Problem statement: Output the material exactly, but drop every image it holds.

Stored records:
= = =
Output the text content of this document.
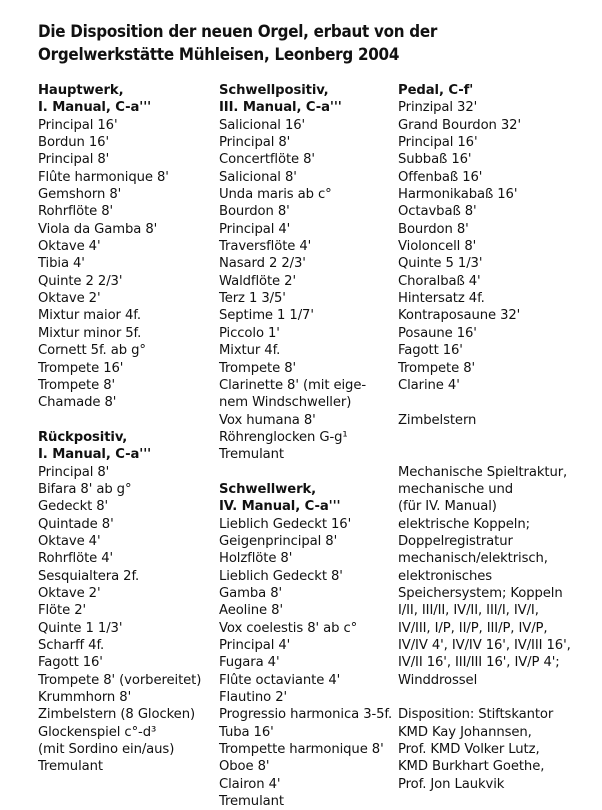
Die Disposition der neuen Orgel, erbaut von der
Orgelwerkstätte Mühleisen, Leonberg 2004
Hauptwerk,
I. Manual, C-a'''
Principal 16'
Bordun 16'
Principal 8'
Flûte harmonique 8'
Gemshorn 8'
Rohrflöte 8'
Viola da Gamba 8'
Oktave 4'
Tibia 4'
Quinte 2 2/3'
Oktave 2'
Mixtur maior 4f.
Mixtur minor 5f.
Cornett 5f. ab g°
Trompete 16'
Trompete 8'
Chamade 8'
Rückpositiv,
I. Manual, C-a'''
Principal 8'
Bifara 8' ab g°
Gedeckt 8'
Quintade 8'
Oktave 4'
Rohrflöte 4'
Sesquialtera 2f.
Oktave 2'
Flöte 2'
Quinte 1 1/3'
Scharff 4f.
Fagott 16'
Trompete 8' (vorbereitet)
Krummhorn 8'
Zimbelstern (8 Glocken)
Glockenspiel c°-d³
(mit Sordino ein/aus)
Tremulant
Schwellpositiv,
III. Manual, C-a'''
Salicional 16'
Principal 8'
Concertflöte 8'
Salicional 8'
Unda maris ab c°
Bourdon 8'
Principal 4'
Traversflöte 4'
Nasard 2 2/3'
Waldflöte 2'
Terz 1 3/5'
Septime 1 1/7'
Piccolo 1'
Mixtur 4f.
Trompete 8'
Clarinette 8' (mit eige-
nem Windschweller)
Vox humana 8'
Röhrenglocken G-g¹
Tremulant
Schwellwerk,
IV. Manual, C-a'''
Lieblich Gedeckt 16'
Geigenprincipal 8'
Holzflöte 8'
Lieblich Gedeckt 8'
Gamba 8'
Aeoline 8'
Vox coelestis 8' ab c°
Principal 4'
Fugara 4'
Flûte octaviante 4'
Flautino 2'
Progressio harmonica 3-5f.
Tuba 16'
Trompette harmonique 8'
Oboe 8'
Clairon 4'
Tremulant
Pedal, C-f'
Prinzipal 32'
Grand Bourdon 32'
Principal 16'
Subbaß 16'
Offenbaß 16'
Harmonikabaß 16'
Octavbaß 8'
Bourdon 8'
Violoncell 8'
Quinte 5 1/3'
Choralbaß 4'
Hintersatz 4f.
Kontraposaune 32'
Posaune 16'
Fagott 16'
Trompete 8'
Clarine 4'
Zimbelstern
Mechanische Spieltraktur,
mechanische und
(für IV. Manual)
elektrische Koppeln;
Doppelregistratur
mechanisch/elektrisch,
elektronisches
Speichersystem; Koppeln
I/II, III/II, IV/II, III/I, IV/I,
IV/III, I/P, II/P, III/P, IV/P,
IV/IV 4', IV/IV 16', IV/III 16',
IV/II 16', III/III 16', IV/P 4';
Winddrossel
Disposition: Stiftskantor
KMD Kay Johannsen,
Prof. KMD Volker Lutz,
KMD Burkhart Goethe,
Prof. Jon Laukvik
= = =
Output of the task:
Output the text content of this document.
Die Disposition der neuen Orgel, erbaut von der
Orgelwerkstätte Mühleisen, Leonberg 2004
Hauptwerk,
I. Manual, C-a'''
Principal 16'
Bordun 16'
Principal 8'
Flûte harmonique 8'
Gemshorn 8'
Rohrflöte 8'
Viola da Gamba 8'
Oktave 4'
Tibia 4'
Quinte 2 2/3'
Oktave 2'
Mixtur maior 4f.
Mixtur minor 5f.
Cornett 5f. ab g°
Trompete 16'
Trompete 8'
Chamade 8'
Rückpositiv,
I. Manual, C-a'''
Principal 8'
Bifara 8' ab g°
Gedeckt 8'
Quintade 8'
Oktave 4'
Rohrflöte 4'
Sesquialtera 2f.
Oktave 2'
Flöte 2'
Quinte 1 1/3'
Scharff 4f.
Fagott 16'
Trompete 8' (vorbereitet)
Krummhorn 8'
Zimbelstern (8 Glocken)
Glockenspiel c°-d³
(mit Sordino ein/aus)
Tremulant
Schwellpositiv,
III. Manual, C-a'''
Salicional 16'
Principal 8'
Concertflöte 8'
Salicional 8'
Unda maris ab c°
Bourdon 8'
Principal 4'
Traversflöte 4'
Nasard 2 2/3'
Waldflöte 2'
Terz 1 3/5'
Septime 1 1/7'
Piccolo 1'
Mixtur 4f.
Trompete 8'
Clarinette 8' (mit eige-
nem Windschweller)
Vox humana 8'
Röhrenglocken G-g¹
Tremulant
Schwellwerk,
IV. Manual, C-a'''
Lieblich Gedeckt 16'
Geigenprincipal 8'
Holzflöte 8'
Lieblich Gedeckt 8'
Gamba 8'
Aeoline 8'
Vox coelestis 8' ab c°
Principal 4'
Fugara 4'
Flûte octaviante 4'
Flautino 2'
Progressio harmonica 3-5f.
Tuba 16'
Trompette harmonique 8'
Oboe 8'
Clairon 4'
Tremulant
Pedal, C-f'
Prinzipal 32'
Grand Bourdon 32'
Principal 16'
Subbaß 16'
Offenbaß 16'
Harmonikabaß 16'
Octavbaß 8'
Bourdon 8'
Violoncell 8'
Quinte 5 1/3'
Choralbaß 4'
Hintersatz 4f.
Kontraposaune 32'
Posaune 16'
Fagott 16'
Trompete 8'
Clarine 4'
Zimbelstern
Mechanische Spieltraktur,
mechanische und
(für IV. Manual)
elektrische Koppeln;
Doppelregistratur
mechanisch/elektrisch,
elektronisches
Speichersystem; Koppeln
I/II, III/II, IV/II, III/I, IV/I,
IV/III, I/P, II/P, III/P, IV/P,
IV/IV 4', IV/IV 16', IV/III 16',
IV/II 16', III/III 16', IV/P 4';
Winddrossel
Disposition: Stiftskantor
KMD Kay Johannsen,
Prof. KMD Volker Lutz,
KMD Burkhart Goethe,
Prof. Jon Laukvik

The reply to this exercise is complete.